Supplied entries:
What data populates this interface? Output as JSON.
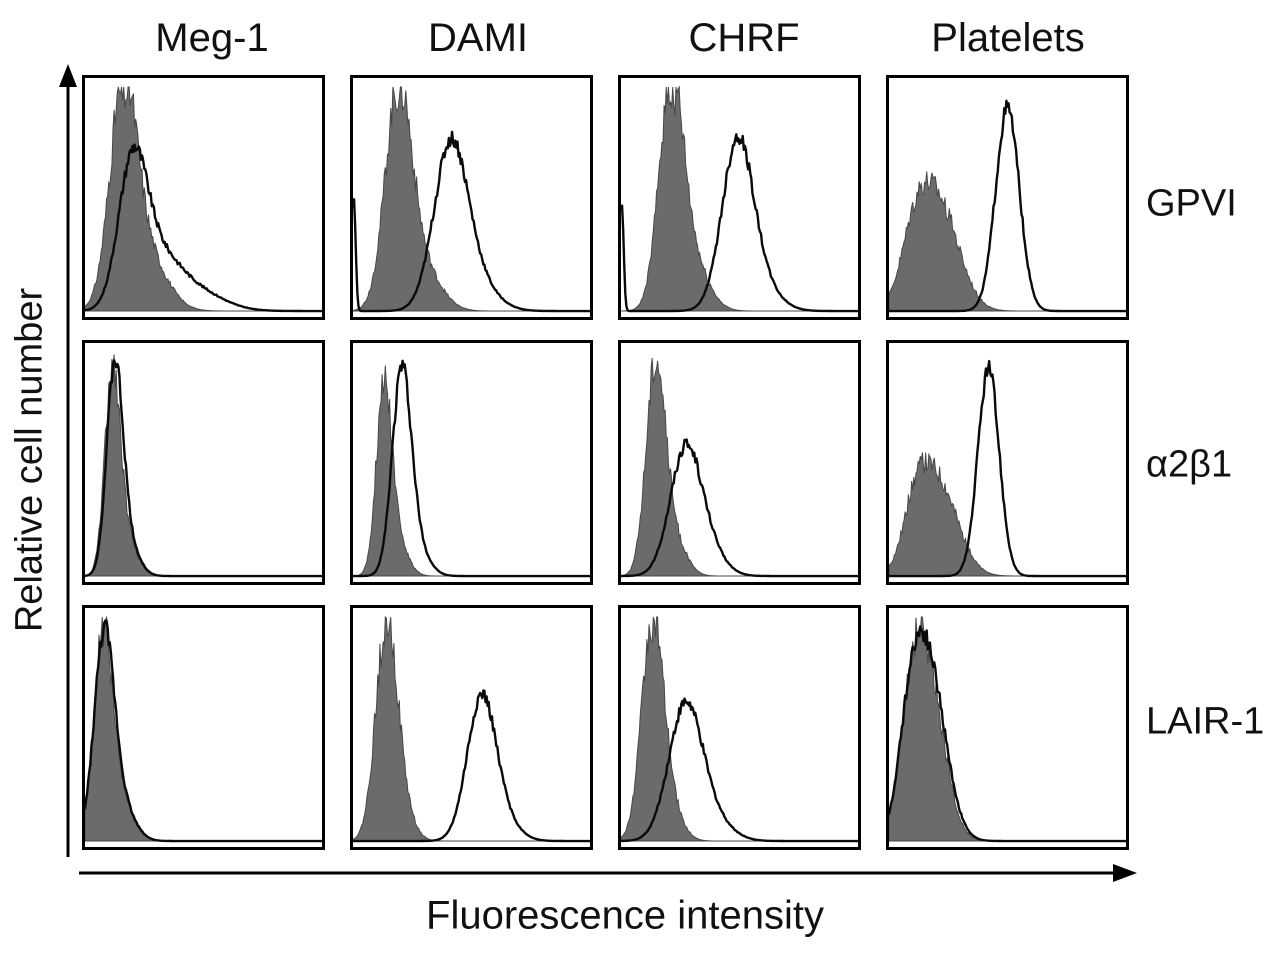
{
  "figure": {
    "col_titles": [
      "Meg-1",
      "DAMI",
      "CHRF",
      "Platelets"
    ],
    "row_labels": [
      "GPVI",
      "α2β1",
      "LAIR-1"
    ],
    "xlabel": "Fluorescence intensity",
    "ylabel": "Relative cell number"
  },
  "chart_data": {
    "type": "area",
    "variant": "flow-cytometry histogram overlays, grid of 4 cell types (columns) x 3 surface markers (rows)",
    "columns": [
      "Meg-1",
      "DAMI",
      "CHRF",
      "Platelets"
    ],
    "rows": [
      "GPVI",
      "α2β1",
      "LAIR-1"
    ],
    "xlabel": "Fluorescence intensity",
    "ylabel": "Relative cell number",
    "axes": {
      "ticks": "none",
      "style": "arrow axes with unlabeled scale"
    },
    "series_encoding": {
      "control": "filled dark-gray histogram (background control)",
      "stain": "open black-outline histogram (specific staining)"
    },
    "curve_units": "c and w are fractions of the x-axis range, h is peak height as fraction of panel height; each histogram is a sum of gaussian components",
    "panels": [
      {
        "marker": "GPVI",
        "cell": "Meg-1",
        "control": [
          {
            "c": 0.16,
            "w": 0.055,
            "h": 0.9
          },
          {
            "c": 0.24,
            "w": 0.09,
            "h": 0.3
          }
        ],
        "stain": [
          {
            "c": 0.2,
            "w": 0.06,
            "h": 0.62
          },
          {
            "c": 0.3,
            "w": 0.09,
            "h": 0.22
          },
          {
            "c": 0.45,
            "w": 0.12,
            "h": 0.1
          }
        ]
      },
      {
        "marker": "GPVI",
        "cell": "DAMI",
        "control": [
          {
            "c": 0.19,
            "w": 0.055,
            "h": 0.95
          },
          {
            "c": 0.28,
            "w": 0.08,
            "h": 0.22
          }
        ],
        "stain": [
          {
            "c": 0.003,
            "w": 0.008,
            "h": 0.52
          },
          {
            "c": 0.41,
            "w": 0.07,
            "h": 0.7
          },
          {
            "c": 0.5,
            "w": 0.09,
            "h": 0.15
          }
        ]
      },
      {
        "marker": "GPVI",
        "cell": "CHRF",
        "control": [
          {
            "c": 0.21,
            "w": 0.05,
            "h": 0.97
          },
          {
            "c": 0.29,
            "w": 0.07,
            "h": 0.25
          }
        ],
        "stain": [
          {
            "c": 0.003,
            "w": 0.008,
            "h": 0.5
          },
          {
            "c": 0.49,
            "w": 0.065,
            "h": 0.74
          },
          {
            "c": 0.58,
            "w": 0.08,
            "h": 0.12
          }
        ]
      },
      {
        "marker": "GPVI",
        "cell": "Platelets",
        "control": [
          {
            "c": 0.21,
            "w": 0.085,
            "h": 0.48
          },
          {
            "c": 0.11,
            "w": 0.06,
            "h": 0.28
          }
        ],
        "stain": [
          {
            "c": 0.5,
            "w": 0.05,
            "h": 0.93
          }
        ]
      },
      {
        "marker": "α2β1",
        "cell": "Meg-1",
        "control": [
          {
            "c": 0.115,
            "w": 0.032,
            "h": 0.9
          },
          {
            "c": 0.17,
            "w": 0.045,
            "h": 0.18
          }
        ],
        "stain": [
          {
            "c": 0.125,
            "w": 0.034,
            "h": 0.92
          },
          {
            "c": 0.18,
            "w": 0.045,
            "h": 0.15
          }
        ]
      },
      {
        "marker": "α2β1",
        "cell": "DAMI",
        "control": [
          {
            "c": 0.13,
            "w": 0.032,
            "h": 0.82
          },
          {
            "c": 0.18,
            "w": 0.045,
            "h": 0.18
          }
        ],
        "stain": [
          {
            "c": 0.205,
            "w": 0.04,
            "h": 0.92
          },
          {
            "c": 0.27,
            "w": 0.05,
            "h": 0.12
          }
        ]
      },
      {
        "marker": "α2β1",
        "cell": "CHRF",
        "control": [
          {
            "c": 0.145,
            "w": 0.04,
            "h": 0.92
          },
          {
            "c": 0.21,
            "w": 0.055,
            "h": 0.2
          }
        ],
        "stain": [
          {
            "c": 0.27,
            "w": 0.065,
            "h": 0.55
          },
          {
            "c": 0.36,
            "w": 0.07,
            "h": 0.12
          }
        ]
      },
      {
        "marker": "α2β1",
        "cell": "Platelets",
        "control": [
          {
            "c": 0.2,
            "w": 0.085,
            "h": 0.45
          },
          {
            "c": 0.11,
            "w": 0.05,
            "h": 0.2
          }
        ],
        "stain": [
          {
            "c": 0.42,
            "w": 0.045,
            "h": 0.95
          }
        ]
      },
      {
        "marker": "LAIR-1",
        "cell": "Meg-1",
        "control": [
          {
            "c": 0.075,
            "w": 0.04,
            "h": 0.88
          },
          {
            "c": 0.14,
            "w": 0.055,
            "h": 0.2
          }
        ],
        "stain": [
          {
            "c": 0.08,
            "w": 0.042,
            "h": 0.9
          },
          {
            "c": 0.15,
            "w": 0.055,
            "h": 0.17
          }
        ]
      },
      {
        "marker": "LAIR-1",
        "cell": "DAMI",
        "control": [
          {
            "c": 0.14,
            "w": 0.045,
            "h": 0.95
          },
          {
            "c": 0.2,
            "w": 0.05,
            "h": 0.15
          }
        ],
        "stain": [
          {
            "c": 0.54,
            "w": 0.06,
            "h": 0.62
          },
          {
            "c": 0.62,
            "w": 0.07,
            "h": 0.1
          }
        ]
      },
      {
        "marker": "LAIR-1",
        "cell": "CHRF",
        "control": [
          {
            "c": 0.13,
            "w": 0.045,
            "h": 0.92
          },
          {
            "c": 0.19,
            "w": 0.055,
            "h": 0.2
          }
        ],
        "stain": [
          {
            "c": 0.27,
            "w": 0.07,
            "h": 0.6
          },
          {
            "c": 0.38,
            "w": 0.08,
            "h": 0.1
          }
        ]
      },
      {
        "marker": "LAIR-1",
        "cell": "Platelets",
        "control": [
          {
            "c": 0.16,
            "w": 0.07,
            "h": 0.78
          },
          {
            "c": 0.09,
            "w": 0.05,
            "h": 0.35
          }
        ],
        "stain": [
          {
            "c": 0.165,
            "w": 0.072,
            "h": 0.8
          },
          {
            "c": 0.09,
            "w": 0.05,
            "h": 0.35
          }
        ]
      }
    ]
  }
}
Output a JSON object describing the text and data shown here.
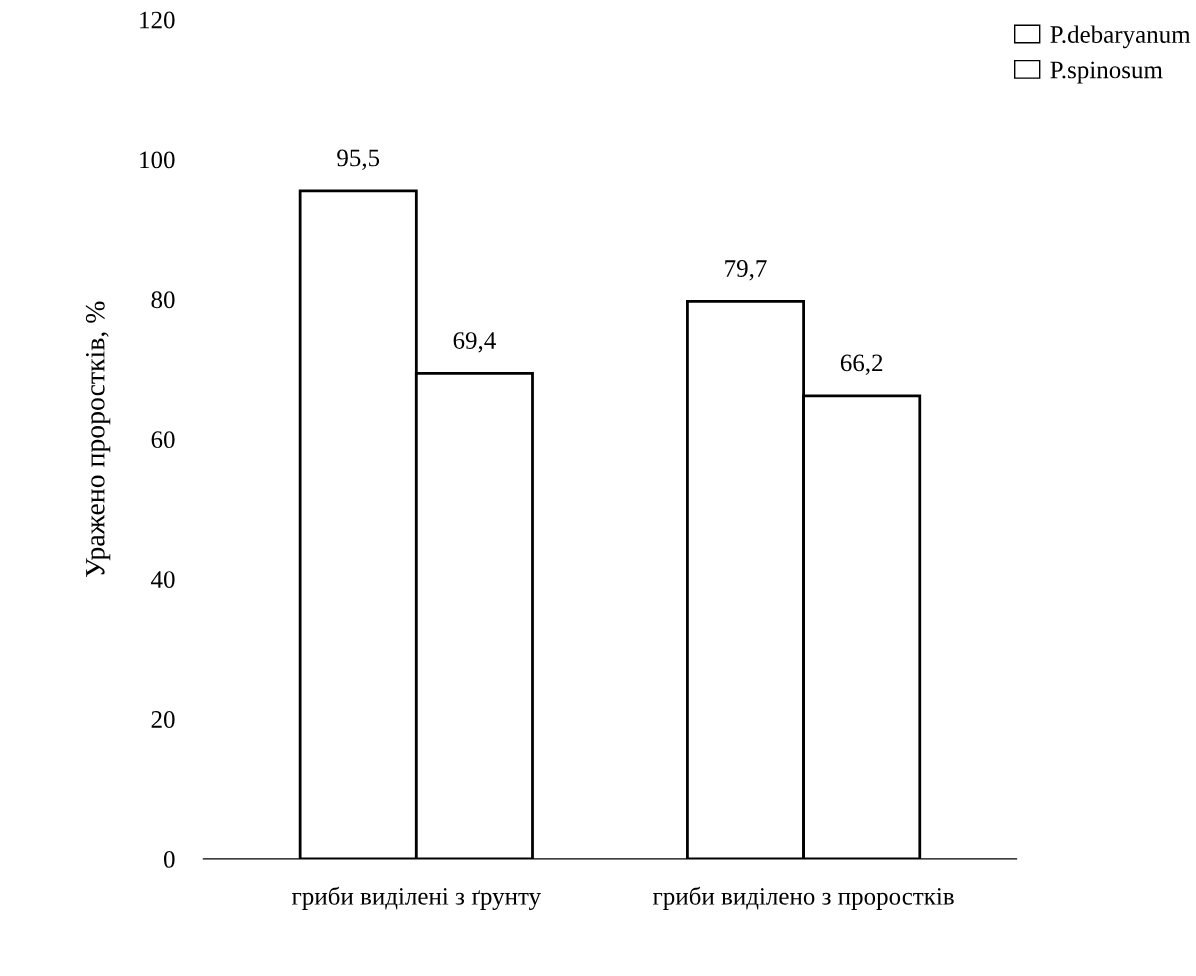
{
  "chart_data": {
    "type": "bar",
    "ylabel": "Уражено проростків, %",
    "categories": [
      "гриби виділені з ґрунту",
      "гриби виділено з проростків"
    ],
    "series": [
      {
        "name": "P.debaryanum",
        "color": "#ffffff",
        "values": [
          95.5,
          79.7
        ],
        "value_labels": [
          "95,5",
          "79,7"
        ]
      },
      {
        "name": "P.spinosum",
        "color": "#ffffff",
        "values": [
          69.4,
          66.2
        ],
        "value_labels": [
          "69,4",
          "66,2"
        ]
      }
    ],
    "ylim": [
      0,
      120
    ],
    "yticks": [
      0,
      20,
      40,
      60,
      80,
      100,
      120
    ],
    "grid": false,
    "legend": "top right"
  }
}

Exercise description: Beginning with the line that holds "Output a JSON" and ending with the last line of the material above, extract every line exactly, pictures excluded.

Complete response:
Output a JSON object describing the text and data shown here.
{
  "chart_data": {
    "type": "bar",
    "ylabel": "Уражено проростків, %",
    "categories": [
      "гриби виділені з ґрунту",
      "гриби виділено з проростків"
    ],
    "series": [
      {
        "name": "P.debaryanum",
        "color": "#ffffff",
        "values": [
          95.5,
          79.7
        ],
        "value_labels": [
          "95,5",
          "79,7"
        ]
      },
      {
        "name": "P.spinosum",
        "color": "#ffffff",
        "values": [
          69.4,
          66.2
        ],
        "value_labels": [
          "69,4",
          "66,2"
        ]
      }
    ],
    "ylim": [
      0,
      120
    ],
    "yticks": [
      0,
      20,
      40,
      60,
      80,
      100,
      120
    ],
    "grid": false,
    "legend": "top right"
  }
}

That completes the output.